◆ Instruction: Please return every one of the records below word for word, leaving the pictures out of your answer.

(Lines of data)
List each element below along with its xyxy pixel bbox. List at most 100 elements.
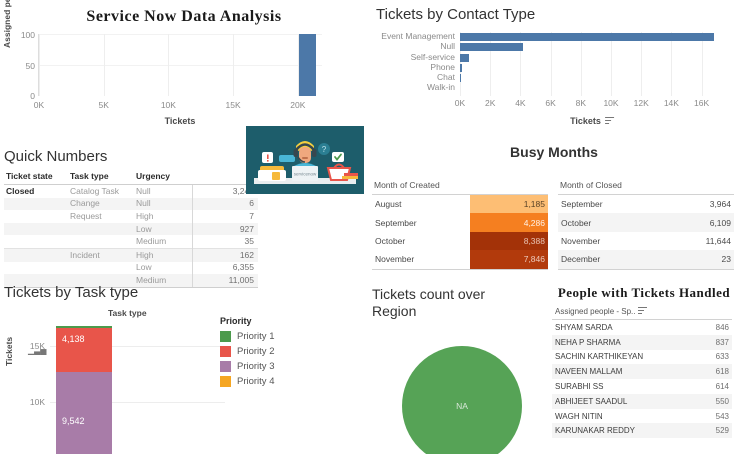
table-row[interactable]: NEHA P SHARMA 837 (552, 334, 732, 350)
table-row[interactable]: NAVEEN MALLAM 618 (552, 364, 732, 380)
contact-row: Null (440, 41, 724, 52)
contact-bar-phone[interactable] (460, 63, 462, 72)
table-row[interactable]: November 7,846 (372, 250, 548, 270)
cell-month: November (372, 250, 470, 270)
table-row[interactable]: October 6,109 (558, 213, 734, 232)
table-row[interactable]: KARUNAKAR REDDY 529 (552, 423, 732, 439)
table-row[interactable]: Incident High 162 (4, 247, 258, 262)
quick-numbers-title: Quick Numbers (4, 148, 108, 165)
cell-state (4, 274, 68, 287)
legend-title: Priority (220, 316, 252, 326)
table-row[interactable]: December 23 (558, 250, 734, 270)
contact-bar-chat[interactable] (460, 74, 462, 83)
cell-value: 8,388 (470, 231, 548, 251)
sort-descending-icon[interactable] (637, 307, 647, 315)
table-row[interactable]: Medium 11,005 (4, 274, 258, 287)
segment-priority-3[interactable]: 9,542 (56, 371, 112, 454)
contact-bar-self-service[interactable] (460, 53, 469, 62)
task-type-title: Tickets by Task type (4, 284, 139, 301)
segment-priority-1[interactable] (56, 326, 112, 328)
cell-state (4, 210, 68, 223)
x-tick-0k: 0K (33, 100, 45, 110)
cell-value: 4,286 (470, 213, 548, 232)
legend-swatch-priority-1 (220, 331, 231, 342)
table-row[interactable]: SURABHI SS 614 (552, 379, 732, 394)
quick-numbers-table: Ticket state Task type Urgency Closed Ca… (4, 171, 258, 287)
cell-person-name: NEHA P SHARMA (552, 334, 684, 350)
legend-swatch-priority-2 (220, 346, 231, 357)
task-type-plot: 15K 10K 4,138 9,542 (30, 324, 225, 454)
legend-item-priority-3[interactable]: Priority 3 (220, 361, 274, 372)
cell-value: 6,109 (658, 213, 734, 232)
panel-busy-months: Busy Months Month of Created August 1,18… (372, 140, 736, 276)
cell-person-value: 633 (715, 352, 729, 362)
contact-bar-null[interactable] (460, 43, 524, 52)
ct-x-tick-4k: 4K (515, 98, 526, 108)
service-now-bar[interactable] (299, 34, 316, 96)
service-now-title: Service Now Data Analysis (86, 8, 282, 25)
service-now-y-axis-label: Assigned peo.. (2, 0, 12, 48)
col-urgency: Urgency (134, 171, 192, 185)
table-row[interactable]: Medium 35 (4, 235, 258, 249)
priority-legend: Priority Priority 1 Priority 2 Priority … (220, 316, 274, 391)
table-row[interactable]: Low 6,355 (4, 261, 258, 275)
ct-x-tick-12k: 12K (633, 98, 649, 108)
table-row[interactable]: October 8,388 (372, 231, 548, 251)
cell-person-name: WAGH NITIN (555, 411, 603, 421)
cell-person-value: 837 (684, 334, 732, 350)
table-row[interactable]: SHYAM SARDA 846 (552, 320, 732, 335)
cell-value: 11,644 (705, 235, 731, 246)
y-tick-50: 50 (25, 60, 35, 71)
panel-people-with-tickets-handled: People with Tickets Handled Assigned peo… (552, 280, 736, 454)
cell-task (68, 222, 134, 236)
table-row[interactable]: Low 927 (4, 222, 258, 236)
col-task-type: Task type (68, 171, 134, 185)
cell-value: 927 (191, 222, 258, 236)
cell-task: Request (70, 210, 102, 221)
contact-type-plot: Event Management Null Self-service Phone… (381, 31, 724, 126)
table-row[interactable]: SACHIN KARTHIKEYAN 633 (552, 350, 732, 365)
table-row[interactable]: Change Null 6 (4, 197, 258, 211)
contact-bar-event-management[interactable] (460, 33, 714, 41)
table-row[interactable]: Closed Catalog Task Null 3,243 (4, 184, 258, 198)
cell-value: 35 (191, 235, 258, 249)
legend-item-priority-2[interactable]: Priority 2 (220, 346, 274, 357)
cell-value: 6 (191, 197, 258, 211)
table-row[interactable]: ABHIJEET SAADUL 550 (552, 393, 732, 409)
cell-value: 7,846 (470, 250, 548, 270)
contact-label-event-management: Event Management (381, 31, 455, 41)
agent-avatar: servicenow (292, 141, 318, 181)
contact-row: Phone (430, 62, 724, 73)
table-row[interactable]: November 11,644 (558, 232, 734, 250)
contact-row: Self-service (411, 52, 724, 63)
cell-value: 7 (191, 210, 258, 223)
cell-value: 11,005 (191, 274, 258, 287)
contact-type-x-axis-label: Tickets (570, 116, 601, 126)
legend-item-priority-4[interactable]: Priority 4 (220, 376, 274, 387)
sort-descending-icon[interactable] (604, 117, 614, 125)
people-title: People with Tickets Handled (557, 285, 731, 300)
check-icon (332, 152, 344, 162)
cell-state (4, 247, 68, 262)
table-row[interactable]: September 3,964 (558, 195, 734, 214)
cell-person-name: SACHIN KARTHIKEYAN (555, 352, 644, 362)
task-type-column-header: Task type (108, 308, 147, 318)
legend-label-priority-1: Priority 1 (237, 331, 275, 342)
x-tick-5k: 5K (98, 100, 109, 110)
x-tick-20k: 20K (290, 100, 306, 110)
legend-label-priority-2: Priority 2 (237, 346, 275, 357)
segment-priority-2[interactable]: 4,138 (56, 327, 112, 372)
cell-urgency: Medium (134, 274, 192, 287)
region-pie-slice-na[interactable]: NA (402, 346, 522, 454)
legend-label-priority-3: Priority 3 (237, 361, 275, 372)
table-row[interactable]: September 4,286 (372, 213, 548, 232)
contact-label-null: Null (440, 41, 455, 52)
legend-item-priority-1[interactable]: Priority 1 (220, 331, 274, 342)
cell-task (68, 262, 134, 275)
y-tick-100: 100 (20, 30, 35, 40)
table-header-row: Month of Created (372, 180, 548, 195)
legend-swatch-priority-3 (220, 361, 231, 372)
table-row[interactable]: August 1,185 (372, 194, 548, 214)
table-row[interactable]: Request High 7 (4, 210, 258, 223)
table-row[interactable]: WAGH NITIN 543 (552, 409, 732, 424)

◆ Output of the task:
List each element below along with its xyxy pixel bbox. List at most 100 elements.
table-row[interactable]: NEHA P SHARMA 837 (552, 334, 732, 350)
table-row[interactable]: NAVEEN MALLAM 618 (552, 364, 732, 380)
contact-row: Null (440, 41, 724, 52)
contact-bar-phone[interactable] (460, 63, 462, 72)
table-row[interactable]: November 7,846 (372, 250, 548, 270)
cell-month: November (372, 250, 470, 270)
table-row[interactable]: October 6,109 (558, 213, 734, 232)
table-row[interactable]: KARUNAKAR REDDY 529 (552, 423, 732, 439)
table-row[interactable]: Incident High 162 (4, 247, 258, 262)
quick-numbers-title: Quick Numbers (4, 148, 108, 165)
cell-state (4, 274, 68, 287)
legend-title: Priority (220, 316, 252, 326)
table-row[interactable]: December 23 (558, 250, 734, 270)
contact-bar-chat[interactable] (460, 74, 462, 83)
cell-value: 8,388 (470, 231, 548, 251)
sort-descending-icon[interactable] (637, 307, 647, 315)
table-row[interactable]: Medium 11,005 (4, 274, 258, 287)
segment-priority-3[interactable]: 9,542 (56, 371, 112, 454)
contact-bar-self-service[interactable] (460, 53, 469, 62)
task-type-title: Tickets by Task type (4, 284, 139, 301)
segment-priority-1[interactable] (56, 326, 112, 328)
cell-state (4, 210, 68, 223)
x-tick-0k: 0K (33, 100, 45, 110)
cell-value: 4,286 (470, 213, 548, 232)
legend-swatch-priority-1 (220, 331, 231, 342)
table-row[interactable]: SURABHI SS 614 (552, 379, 732, 394)
quick-numbers-table: Ticket state Task type Urgency Closed Ca… (4, 171, 258, 287)
cell-person-name: NEHA P SHARMA (552, 334, 684, 350)
legend-swatch-priority-2 (220, 346, 231, 357)
task-type-plot: 15K 10K 4,138 9,542 (30, 324, 225, 454)
legend-item-priority-3[interactable]: Priority 3 (220, 361, 274, 372)
cell-value: 6,109 (658, 213, 734, 232)
panel-busy-months: Busy Months Month of Created August 1,18… (372, 140, 736, 276)
cell-person-value: 633 (715, 352, 729, 362)
contact-bar-null[interactable] (460, 43, 524, 52)
ct-x-tick-4k: 4K (515, 98, 526, 108)
service-now-bar[interactable] (299, 34, 316, 96)
service-now-title: Service Now Data Analysis (86, 8, 282, 25)
service-now-y-axis-label: Assigned peo.. (2, 0, 12, 48)
col-urgency: Urgency (134, 171, 192, 185)
table-row[interactable]: Medium 35 (4, 235, 258, 249)
priority-legend: Priority Priority 1 Priority 2 Priority … (220, 316, 274, 391)
table-row[interactable]: Low 6,355 (4, 261, 258, 275)
ct-x-tick-12k: 12K (633, 98, 649, 108)
table-row[interactable]: October 8,388 (372, 231, 548, 251)
cell-person-name: WAGH NITIN (555, 411, 603, 421)
cell-person-value: 837 (684, 334, 732, 350)
table-row[interactable]: SHYAM SARDA 846 (552, 320, 732, 335)
cell-value: 11,644 (705, 235, 731, 246)
y-tick-50: 50 (25, 60, 35, 71)
panel-people-with-tickets-handled: People with Tickets Handled Assigned peo… (552, 280, 736, 454)
cell-task (68, 222, 134, 236)
table-row[interactable]: Low 927 (4, 222, 258, 236)
col-task-type: Task type (68, 171, 134, 185)
cell-value: 927 (191, 222, 258, 236)
cell-task: Request (70, 210, 102, 221)
contact-type-plot: Event Management Null Self-service Phone… (381, 31, 724, 126)
table-row[interactable]: SACHIN KARTHIKEYAN 633 (552, 350, 732, 365)
table-row[interactable]: Change Null 6 (4, 197, 258, 211)
contact-bar-event-management[interactable] (460, 33, 714, 41)
table-row[interactable]: Closed Catalog Task Null 3,243 (4, 184, 258, 198)
cell-value: 35 (191, 235, 258, 249)
legend-item-priority-2[interactable]: Priority 2 (220, 346, 274, 357)
cell-value: 6 (191, 197, 258, 211)
table-row[interactable]: ABHIJEET SAADUL 550 (552, 393, 732, 409)
cell-value: 7,846 (470, 250, 548, 270)
contact-label-event-management: Event Management (381, 31, 455, 41)
agent-avatar: servicenow (292, 141, 318, 181)
contact-row: Phone (430, 62, 724, 73)
table-row[interactable]: November 11,644 (558, 232, 734, 250)
contact-row: Self-service (411, 52, 724, 63)
cell-value: 7 (191, 210, 258, 223)
cell-value: 11,005 (191, 274, 258, 287)
contact-type-x-axis-label: Tickets (570, 116, 601, 126)
legend-item-priority-4[interactable]: Priority 4 (220, 376, 274, 387)
sort-descending-icon[interactable] (604, 117, 614, 125)
people-title: People with Tickets Handled (557, 285, 731, 300)
check-icon (332, 152, 344, 162)
cell-state (4, 247, 68, 262)
table-row[interactable]: September 3,964 (558, 195, 734, 214)
cell-person-name: SACHIN KARTHIKEYAN (555, 352, 644, 362)
task-type-column-header: Task type (108, 308, 147, 318)
legend-label-priority-1: Priority 1 (237, 331, 275, 342)
x-tick-5k: 5K (98, 100, 109, 110)
x-tick-20k: 20K (290, 100, 306, 110)
legend-label-priority-2: Priority 2 (237, 346, 275, 357)
segment-priority-2[interactable]: 4,138 (56, 327, 112, 372)
cell-urgency: Medium (134, 274, 192, 287)
region-pie-slice-na[interactable]: NA (402, 346, 522, 454)
legend-label-priority-3: Priority 3 (237, 361, 275, 372)
table-row[interactable]: September 4,286 (372, 213, 548, 232)
contact-label-null: Null (440, 41, 455, 52)
legend-item-priority-1[interactable]: Priority 1 (220, 331, 274, 342)
cell-task (68, 262, 134, 275)
y-tick-100: 100 (20, 30, 35, 40)
table-header-row: Month of Created (372, 180, 548, 195)
legend-swatch-priority-3 (220, 361, 231, 372)
table-row[interactable]: August 1,185 (372, 194, 548, 214)
table-row[interactable]: Request High 7 (4, 210, 258, 223)
table-row[interactable]: WAGH NITIN 543 (552, 409, 732, 424)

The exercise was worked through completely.